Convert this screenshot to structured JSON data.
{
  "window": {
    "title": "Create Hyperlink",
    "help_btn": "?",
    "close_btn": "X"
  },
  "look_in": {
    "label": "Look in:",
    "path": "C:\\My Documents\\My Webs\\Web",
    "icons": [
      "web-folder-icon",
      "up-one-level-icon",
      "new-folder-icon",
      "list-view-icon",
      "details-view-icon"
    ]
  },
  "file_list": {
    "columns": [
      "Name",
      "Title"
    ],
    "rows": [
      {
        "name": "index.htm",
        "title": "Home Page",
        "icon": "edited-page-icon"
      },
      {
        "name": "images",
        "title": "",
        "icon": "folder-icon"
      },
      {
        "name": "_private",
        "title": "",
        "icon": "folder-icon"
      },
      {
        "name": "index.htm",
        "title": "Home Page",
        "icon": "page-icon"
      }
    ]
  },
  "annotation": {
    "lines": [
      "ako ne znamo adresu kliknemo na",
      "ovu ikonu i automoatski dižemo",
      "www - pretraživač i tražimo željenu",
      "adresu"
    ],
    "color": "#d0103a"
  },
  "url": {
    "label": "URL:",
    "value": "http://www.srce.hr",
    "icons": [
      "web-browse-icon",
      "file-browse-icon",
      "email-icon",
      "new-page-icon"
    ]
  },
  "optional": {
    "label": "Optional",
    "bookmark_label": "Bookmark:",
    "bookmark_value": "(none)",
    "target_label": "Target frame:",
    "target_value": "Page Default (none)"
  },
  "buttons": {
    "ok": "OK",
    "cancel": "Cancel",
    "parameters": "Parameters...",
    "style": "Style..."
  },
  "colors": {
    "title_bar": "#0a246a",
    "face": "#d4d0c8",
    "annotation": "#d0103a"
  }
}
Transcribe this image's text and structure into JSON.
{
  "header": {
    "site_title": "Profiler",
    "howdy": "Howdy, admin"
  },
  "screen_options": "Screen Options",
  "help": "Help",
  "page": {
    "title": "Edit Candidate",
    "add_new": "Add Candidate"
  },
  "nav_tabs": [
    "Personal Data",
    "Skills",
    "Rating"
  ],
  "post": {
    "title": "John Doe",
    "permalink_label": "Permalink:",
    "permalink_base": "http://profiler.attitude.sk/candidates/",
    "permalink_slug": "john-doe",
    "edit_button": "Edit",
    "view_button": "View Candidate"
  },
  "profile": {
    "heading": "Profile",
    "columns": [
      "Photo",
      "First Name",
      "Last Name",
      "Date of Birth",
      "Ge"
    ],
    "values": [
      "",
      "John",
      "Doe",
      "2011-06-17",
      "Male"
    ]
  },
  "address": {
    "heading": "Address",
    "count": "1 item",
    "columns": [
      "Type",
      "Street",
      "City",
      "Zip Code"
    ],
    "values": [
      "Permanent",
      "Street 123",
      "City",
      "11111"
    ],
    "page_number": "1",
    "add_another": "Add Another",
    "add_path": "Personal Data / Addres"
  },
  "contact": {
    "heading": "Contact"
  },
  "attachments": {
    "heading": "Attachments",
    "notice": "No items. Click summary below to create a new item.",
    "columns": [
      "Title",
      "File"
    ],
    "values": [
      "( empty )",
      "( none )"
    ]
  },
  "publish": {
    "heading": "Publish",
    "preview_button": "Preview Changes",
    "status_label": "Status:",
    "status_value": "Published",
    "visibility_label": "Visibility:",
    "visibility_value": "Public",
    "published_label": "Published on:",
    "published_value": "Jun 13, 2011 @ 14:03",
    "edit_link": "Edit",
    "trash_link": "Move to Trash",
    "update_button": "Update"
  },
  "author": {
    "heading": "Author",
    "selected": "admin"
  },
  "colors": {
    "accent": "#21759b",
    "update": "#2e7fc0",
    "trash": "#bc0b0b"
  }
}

──────────

Job
Reproduce each record exactly as it appears.

Solution to this task
Convert this screenshot to structured JSON data.
{
  "window": {
    "title": "Create Hyperlink",
    "help_btn": "?",
    "close_btn": "X"
  },
  "look_in": {
    "label": "Look in:",
    "path": "C:\\My Documents\\My Webs\\Web",
    "icons": [
      "web-folder-icon",
      "up-one-level-icon",
      "new-folder-icon",
      "list-view-icon",
      "details-view-icon"
    ]
  },
  "file_list": {
    "columns": [
      "Name",
      "Title"
    ],
    "rows": [
      {
        "name": "index.htm",
        "title": "Home Page",
        "icon": "edited-page-icon"
      },
      {
        "name": "images",
        "title": "",
        "icon": "folder-icon"
      },
      {
        "name": "_private",
        "title": "",
        "icon": "folder-icon"
      },
      {
        "name": "index.htm",
        "title": "Home Page",
        "icon": "page-icon"
      }
    ]
  },
  "annotation": {
    "lines": [
      "ako ne znamo adresu kliknemo na",
      "ovu ikonu i automoatski dižemo",
      "www - pretraživač i tražimo željenu",
      "adresu"
    ],
    "color": "#d0103a"
  },
  "url": {
    "label": "URL:",
    "value": "http://www.srce.hr",
    "icons": [
      "web-browse-icon",
      "file-browse-icon",
      "email-icon",
      "new-page-icon"
    ]
  },
  "optional": {
    "label": "Optional",
    "bookmark_label": "Bookmark:",
    "bookmark_value": "(none)",
    "target_label": "Target frame:",
    "target_value": "Page Default (none)"
  },
  "buttons": {
    "ok": "OK",
    "cancel": "Cancel",
    "parameters": "Parameters...",
    "style": "Style..."
  },
  "colors": {
    "title_bar": "#0a246a",
    "face": "#d4d0c8",
    "annotation": "#d0103a"
  }
}
Transcribe this image's text and structure into JSON.
{
  "header": {
    "site_title": "Profiler",
    "howdy": "Howdy, admin"
  },
  "screen_options": "Screen Options",
  "help": "Help",
  "page": {
    "title": "Edit Candidate",
    "add_new": "Add Candidate"
  },
  "nav_tabs": [
    "Personal Data",
    "Skills",
    "Rating"
  ],
  "post": {
    "title": "John Doe",
    "permalink_label": "Permalink:",
    "permalink_base": "http://profiler.attitude.sk/candidates/",
    "permalink_slug": "john-doe",
    "edit_button": "Edit",
    "view_button": "View Candidate"
  },
  "profile": {
    "heading": "Profile",
    "columns": [
      "Photo",
      "First Name",
      "Last Name",
      "Date of Birth",
      "Ge"
    ],
    "values": [
      "",
      "John",
      "Doe",
      "2011-06-17",
      "Male"
    ]
  },
  "address": {
    "heading": "Address",
    "count": "1 item",
    "columns": [
      "Type",
      "Street",
      "City",
      "Zip Code"
    ],
    "values": [
      "Permanent",
      "Street 123",
      "City",
      "11111"
    ],
    "page_number": "1",
    "add_another": "Add Another",
    "add_path": "Personal Data / Addres"
  },
  "contact": {
    "heading": "Contact"
  },
  "attachments": {
    "heading": "Attachments",
    "notice": "No items. Click summary below to create a new item.",
    "columns": [
      "Title",
      "File"
    ],
    "values": [
      "( empty )",
      "( none )"
    ]
  },
  "publish": {
    "heading": "Publish",
    "preview_button": "Preview Changes",
    "status_label": "Status:",
    "status_value": "Published",
    "visibility_label": "Visibility:",
    "visibility_value": "Public",
    "published_label": "Published on:",
    "published_value": "Jun 13, 2011 @ 14:03",
    "edit_link": "Edit",
    "trash_link": "Move to Trash",
    "update_button": "Update"
  },
  "author": {
    "heading": "Author",
    "selected": "admin"
  },
  "colors": {
    "accent": "#21759b",
    "update": "#2e7fc0",
    "trash": "#bc0b0b"
  }
}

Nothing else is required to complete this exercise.